**Data supplied:**
********************
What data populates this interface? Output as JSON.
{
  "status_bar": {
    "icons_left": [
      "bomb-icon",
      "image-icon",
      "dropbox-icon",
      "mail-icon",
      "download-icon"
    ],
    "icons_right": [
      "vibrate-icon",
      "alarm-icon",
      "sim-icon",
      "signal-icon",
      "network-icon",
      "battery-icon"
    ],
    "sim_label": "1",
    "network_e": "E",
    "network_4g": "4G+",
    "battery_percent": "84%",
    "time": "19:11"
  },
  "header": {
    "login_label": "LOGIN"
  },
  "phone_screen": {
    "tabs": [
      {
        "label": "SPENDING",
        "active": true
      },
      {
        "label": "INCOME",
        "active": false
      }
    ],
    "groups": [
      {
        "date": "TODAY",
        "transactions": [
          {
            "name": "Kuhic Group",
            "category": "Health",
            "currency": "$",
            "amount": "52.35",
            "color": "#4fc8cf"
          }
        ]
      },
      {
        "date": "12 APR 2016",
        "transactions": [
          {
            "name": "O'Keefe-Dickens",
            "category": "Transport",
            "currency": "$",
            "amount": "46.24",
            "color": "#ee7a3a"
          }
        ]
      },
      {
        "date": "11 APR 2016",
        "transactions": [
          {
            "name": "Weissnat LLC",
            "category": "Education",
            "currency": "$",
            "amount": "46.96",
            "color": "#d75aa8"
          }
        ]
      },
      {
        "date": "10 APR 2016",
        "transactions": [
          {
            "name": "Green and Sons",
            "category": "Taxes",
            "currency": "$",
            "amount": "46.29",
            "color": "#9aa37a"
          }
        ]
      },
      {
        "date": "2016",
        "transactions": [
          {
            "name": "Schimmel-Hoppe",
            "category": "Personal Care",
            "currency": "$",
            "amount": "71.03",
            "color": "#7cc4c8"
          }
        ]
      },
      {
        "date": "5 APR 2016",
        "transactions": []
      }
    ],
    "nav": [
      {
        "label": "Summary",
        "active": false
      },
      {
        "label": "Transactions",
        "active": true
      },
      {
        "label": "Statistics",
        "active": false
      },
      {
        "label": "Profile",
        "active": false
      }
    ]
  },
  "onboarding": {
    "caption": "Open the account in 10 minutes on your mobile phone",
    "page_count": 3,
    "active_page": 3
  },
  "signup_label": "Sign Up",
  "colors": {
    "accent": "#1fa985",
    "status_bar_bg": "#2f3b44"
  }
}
********************
**Description of the task:**
Copy out each line of the records where the string "category" appears.

**Solved problem:**
            "category": "Health",
            "category": "Transport",
            "category": "Education",
            "category": "Taxes",
            "category": "Personal Care",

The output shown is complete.